Look through the data below and report how many lines include "Last". Only the number should be given.

━━━━━ Dataset rows ━━━━━

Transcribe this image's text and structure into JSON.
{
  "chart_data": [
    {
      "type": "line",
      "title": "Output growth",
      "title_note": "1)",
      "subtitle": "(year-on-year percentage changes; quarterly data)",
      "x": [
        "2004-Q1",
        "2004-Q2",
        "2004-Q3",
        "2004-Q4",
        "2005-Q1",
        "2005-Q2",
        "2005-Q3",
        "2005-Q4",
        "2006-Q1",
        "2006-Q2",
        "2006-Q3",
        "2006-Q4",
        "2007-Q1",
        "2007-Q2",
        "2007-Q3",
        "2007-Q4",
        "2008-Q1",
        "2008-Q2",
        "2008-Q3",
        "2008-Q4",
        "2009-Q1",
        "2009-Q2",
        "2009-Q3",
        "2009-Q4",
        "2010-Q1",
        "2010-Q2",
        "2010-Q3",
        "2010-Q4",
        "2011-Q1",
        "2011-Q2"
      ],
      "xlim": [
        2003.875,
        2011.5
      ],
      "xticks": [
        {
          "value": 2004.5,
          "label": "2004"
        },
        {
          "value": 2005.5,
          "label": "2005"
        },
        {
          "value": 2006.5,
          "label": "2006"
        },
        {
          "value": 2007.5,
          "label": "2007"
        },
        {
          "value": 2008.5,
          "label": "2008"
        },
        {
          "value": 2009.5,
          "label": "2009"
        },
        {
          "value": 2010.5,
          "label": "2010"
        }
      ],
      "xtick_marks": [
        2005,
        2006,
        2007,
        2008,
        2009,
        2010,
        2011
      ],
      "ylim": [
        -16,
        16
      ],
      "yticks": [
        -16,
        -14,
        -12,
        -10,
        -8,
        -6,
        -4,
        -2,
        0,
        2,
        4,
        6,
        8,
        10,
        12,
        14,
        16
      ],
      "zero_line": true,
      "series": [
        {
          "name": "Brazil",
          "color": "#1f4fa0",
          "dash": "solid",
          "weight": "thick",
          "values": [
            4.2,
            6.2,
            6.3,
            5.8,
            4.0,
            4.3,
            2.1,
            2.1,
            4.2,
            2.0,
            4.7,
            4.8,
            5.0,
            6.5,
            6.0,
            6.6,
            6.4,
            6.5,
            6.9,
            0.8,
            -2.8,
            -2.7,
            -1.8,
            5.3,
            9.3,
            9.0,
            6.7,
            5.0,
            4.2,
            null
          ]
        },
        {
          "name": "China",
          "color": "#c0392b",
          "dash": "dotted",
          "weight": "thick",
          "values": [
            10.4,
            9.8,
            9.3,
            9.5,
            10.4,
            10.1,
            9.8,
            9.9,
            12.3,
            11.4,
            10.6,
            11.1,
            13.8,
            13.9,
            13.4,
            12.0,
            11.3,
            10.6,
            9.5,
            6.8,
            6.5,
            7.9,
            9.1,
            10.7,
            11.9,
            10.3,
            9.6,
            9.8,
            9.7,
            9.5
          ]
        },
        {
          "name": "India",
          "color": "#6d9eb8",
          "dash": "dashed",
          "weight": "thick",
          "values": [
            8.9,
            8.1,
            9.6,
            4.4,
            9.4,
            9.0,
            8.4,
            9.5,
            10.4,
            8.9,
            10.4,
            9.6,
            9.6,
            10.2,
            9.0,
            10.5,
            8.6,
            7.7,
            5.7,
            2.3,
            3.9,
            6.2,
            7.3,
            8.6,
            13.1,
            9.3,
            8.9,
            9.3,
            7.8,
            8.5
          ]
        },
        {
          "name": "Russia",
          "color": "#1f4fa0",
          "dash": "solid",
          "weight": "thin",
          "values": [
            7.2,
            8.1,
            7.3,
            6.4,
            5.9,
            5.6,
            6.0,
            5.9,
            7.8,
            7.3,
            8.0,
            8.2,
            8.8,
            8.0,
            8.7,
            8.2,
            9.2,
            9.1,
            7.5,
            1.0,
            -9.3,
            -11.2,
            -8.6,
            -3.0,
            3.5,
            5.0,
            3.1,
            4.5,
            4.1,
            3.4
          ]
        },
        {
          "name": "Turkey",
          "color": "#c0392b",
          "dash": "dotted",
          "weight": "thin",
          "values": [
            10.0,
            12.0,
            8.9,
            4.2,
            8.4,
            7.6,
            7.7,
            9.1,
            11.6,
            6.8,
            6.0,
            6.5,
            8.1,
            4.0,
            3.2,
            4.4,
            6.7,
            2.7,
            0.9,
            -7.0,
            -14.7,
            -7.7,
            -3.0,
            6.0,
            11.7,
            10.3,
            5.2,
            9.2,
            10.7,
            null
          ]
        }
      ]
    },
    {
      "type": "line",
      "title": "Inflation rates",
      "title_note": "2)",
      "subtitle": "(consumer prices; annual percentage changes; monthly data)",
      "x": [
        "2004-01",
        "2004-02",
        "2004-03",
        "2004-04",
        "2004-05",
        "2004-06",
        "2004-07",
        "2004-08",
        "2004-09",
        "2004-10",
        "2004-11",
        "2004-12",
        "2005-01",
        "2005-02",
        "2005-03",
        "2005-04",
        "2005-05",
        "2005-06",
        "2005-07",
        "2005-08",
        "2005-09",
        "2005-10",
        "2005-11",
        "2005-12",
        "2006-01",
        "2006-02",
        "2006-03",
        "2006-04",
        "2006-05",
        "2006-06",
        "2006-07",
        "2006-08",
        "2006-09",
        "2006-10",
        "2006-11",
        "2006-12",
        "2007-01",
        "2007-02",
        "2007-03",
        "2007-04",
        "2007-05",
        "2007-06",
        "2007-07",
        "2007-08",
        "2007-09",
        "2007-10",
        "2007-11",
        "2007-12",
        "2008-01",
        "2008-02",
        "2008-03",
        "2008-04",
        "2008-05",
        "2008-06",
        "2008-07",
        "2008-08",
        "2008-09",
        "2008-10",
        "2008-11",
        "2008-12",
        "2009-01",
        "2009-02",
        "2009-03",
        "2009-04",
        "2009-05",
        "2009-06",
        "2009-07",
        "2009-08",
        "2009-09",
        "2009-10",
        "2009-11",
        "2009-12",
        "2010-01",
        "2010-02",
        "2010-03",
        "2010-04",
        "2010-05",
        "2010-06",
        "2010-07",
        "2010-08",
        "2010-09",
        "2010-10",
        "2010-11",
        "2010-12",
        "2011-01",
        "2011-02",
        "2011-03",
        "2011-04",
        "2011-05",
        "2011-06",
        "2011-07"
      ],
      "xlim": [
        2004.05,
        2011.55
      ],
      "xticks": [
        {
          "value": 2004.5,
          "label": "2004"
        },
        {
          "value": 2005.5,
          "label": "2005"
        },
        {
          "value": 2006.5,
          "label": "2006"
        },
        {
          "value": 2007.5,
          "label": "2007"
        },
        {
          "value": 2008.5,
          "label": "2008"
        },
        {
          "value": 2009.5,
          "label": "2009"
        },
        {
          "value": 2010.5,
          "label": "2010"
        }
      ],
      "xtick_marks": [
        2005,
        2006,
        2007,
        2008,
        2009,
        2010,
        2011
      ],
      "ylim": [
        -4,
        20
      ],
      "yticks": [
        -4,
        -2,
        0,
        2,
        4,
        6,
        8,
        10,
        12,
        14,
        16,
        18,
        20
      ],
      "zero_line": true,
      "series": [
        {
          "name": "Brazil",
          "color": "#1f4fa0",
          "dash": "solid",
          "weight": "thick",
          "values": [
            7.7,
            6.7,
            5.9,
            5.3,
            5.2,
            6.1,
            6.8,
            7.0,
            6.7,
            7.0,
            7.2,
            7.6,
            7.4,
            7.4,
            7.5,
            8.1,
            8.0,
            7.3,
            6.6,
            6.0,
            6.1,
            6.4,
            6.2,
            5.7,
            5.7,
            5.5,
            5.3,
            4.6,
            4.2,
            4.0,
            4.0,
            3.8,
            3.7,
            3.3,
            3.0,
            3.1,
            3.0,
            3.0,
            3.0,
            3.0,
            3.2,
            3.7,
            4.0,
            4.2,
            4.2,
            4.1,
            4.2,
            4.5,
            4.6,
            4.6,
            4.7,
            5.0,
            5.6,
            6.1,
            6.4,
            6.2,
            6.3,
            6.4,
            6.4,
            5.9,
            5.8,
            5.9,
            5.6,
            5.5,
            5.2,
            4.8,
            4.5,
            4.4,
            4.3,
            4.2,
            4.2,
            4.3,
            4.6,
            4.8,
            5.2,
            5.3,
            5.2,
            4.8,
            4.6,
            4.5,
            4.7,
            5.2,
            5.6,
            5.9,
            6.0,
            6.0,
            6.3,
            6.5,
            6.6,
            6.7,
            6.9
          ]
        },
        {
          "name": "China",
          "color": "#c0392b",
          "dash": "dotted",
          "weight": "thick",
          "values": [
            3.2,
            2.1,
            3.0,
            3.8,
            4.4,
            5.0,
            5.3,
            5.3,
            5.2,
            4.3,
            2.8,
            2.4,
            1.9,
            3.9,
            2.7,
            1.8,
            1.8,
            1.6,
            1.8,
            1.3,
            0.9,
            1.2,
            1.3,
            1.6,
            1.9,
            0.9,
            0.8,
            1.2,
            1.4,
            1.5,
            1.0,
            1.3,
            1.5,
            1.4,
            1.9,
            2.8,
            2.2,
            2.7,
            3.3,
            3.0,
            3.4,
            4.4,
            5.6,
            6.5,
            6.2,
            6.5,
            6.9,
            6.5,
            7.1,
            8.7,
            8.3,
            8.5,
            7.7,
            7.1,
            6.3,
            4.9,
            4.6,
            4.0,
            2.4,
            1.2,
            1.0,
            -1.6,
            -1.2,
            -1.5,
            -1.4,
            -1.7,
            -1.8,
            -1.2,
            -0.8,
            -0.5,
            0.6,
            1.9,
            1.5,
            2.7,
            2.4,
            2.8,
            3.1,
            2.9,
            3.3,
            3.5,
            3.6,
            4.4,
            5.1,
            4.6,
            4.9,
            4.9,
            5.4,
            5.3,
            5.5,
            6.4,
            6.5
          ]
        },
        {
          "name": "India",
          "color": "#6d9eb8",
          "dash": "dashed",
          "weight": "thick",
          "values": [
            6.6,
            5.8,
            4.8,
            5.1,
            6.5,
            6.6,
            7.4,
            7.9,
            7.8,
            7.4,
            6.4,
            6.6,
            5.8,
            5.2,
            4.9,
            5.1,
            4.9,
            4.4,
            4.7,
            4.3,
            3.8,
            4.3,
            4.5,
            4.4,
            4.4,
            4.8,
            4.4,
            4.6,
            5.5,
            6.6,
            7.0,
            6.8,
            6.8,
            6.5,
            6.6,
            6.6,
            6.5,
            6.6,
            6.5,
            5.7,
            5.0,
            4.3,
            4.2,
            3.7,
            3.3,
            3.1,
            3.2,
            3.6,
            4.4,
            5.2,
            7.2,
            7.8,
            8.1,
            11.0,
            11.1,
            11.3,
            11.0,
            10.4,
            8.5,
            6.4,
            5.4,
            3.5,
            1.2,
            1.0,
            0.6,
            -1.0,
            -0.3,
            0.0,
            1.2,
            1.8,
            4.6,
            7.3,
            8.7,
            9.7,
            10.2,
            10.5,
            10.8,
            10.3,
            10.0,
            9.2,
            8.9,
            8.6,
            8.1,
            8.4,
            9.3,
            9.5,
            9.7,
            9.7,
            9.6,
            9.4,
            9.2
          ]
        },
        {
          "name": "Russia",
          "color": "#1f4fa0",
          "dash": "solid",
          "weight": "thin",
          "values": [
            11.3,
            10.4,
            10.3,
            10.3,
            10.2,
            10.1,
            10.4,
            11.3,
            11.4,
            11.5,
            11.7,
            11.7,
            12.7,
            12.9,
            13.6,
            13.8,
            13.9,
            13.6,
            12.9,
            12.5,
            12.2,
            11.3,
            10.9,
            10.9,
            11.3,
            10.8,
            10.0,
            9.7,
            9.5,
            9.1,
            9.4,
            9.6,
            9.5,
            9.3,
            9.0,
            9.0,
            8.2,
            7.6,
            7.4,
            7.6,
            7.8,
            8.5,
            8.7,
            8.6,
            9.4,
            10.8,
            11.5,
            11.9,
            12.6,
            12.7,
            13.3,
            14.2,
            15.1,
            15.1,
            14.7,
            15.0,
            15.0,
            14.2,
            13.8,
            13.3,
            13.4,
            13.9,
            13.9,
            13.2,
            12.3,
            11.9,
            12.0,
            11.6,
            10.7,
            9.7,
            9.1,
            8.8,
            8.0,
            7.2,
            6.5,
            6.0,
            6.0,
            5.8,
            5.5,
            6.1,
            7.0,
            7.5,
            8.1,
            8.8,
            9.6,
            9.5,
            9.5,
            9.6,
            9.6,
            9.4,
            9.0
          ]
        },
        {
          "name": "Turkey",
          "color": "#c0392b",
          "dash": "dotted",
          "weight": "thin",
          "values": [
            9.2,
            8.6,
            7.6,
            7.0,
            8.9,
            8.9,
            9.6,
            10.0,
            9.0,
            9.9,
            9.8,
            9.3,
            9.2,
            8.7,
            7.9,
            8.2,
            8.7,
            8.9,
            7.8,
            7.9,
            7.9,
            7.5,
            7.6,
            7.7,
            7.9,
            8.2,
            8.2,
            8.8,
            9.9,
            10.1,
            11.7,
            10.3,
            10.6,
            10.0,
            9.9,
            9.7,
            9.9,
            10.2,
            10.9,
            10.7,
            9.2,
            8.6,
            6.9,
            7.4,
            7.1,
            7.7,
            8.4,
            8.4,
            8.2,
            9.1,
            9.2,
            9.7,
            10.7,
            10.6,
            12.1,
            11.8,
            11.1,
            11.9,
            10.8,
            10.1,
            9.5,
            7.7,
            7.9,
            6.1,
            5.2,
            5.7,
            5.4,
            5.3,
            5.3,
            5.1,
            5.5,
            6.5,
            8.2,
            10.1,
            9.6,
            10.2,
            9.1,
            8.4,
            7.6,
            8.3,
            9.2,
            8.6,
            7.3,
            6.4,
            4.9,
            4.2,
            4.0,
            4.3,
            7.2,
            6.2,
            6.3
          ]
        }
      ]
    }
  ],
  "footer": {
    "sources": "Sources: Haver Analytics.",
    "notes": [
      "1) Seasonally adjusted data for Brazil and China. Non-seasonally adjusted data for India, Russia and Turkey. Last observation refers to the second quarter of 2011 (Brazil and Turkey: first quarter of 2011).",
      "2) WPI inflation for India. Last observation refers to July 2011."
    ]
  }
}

━━━━━

Expected answer => 2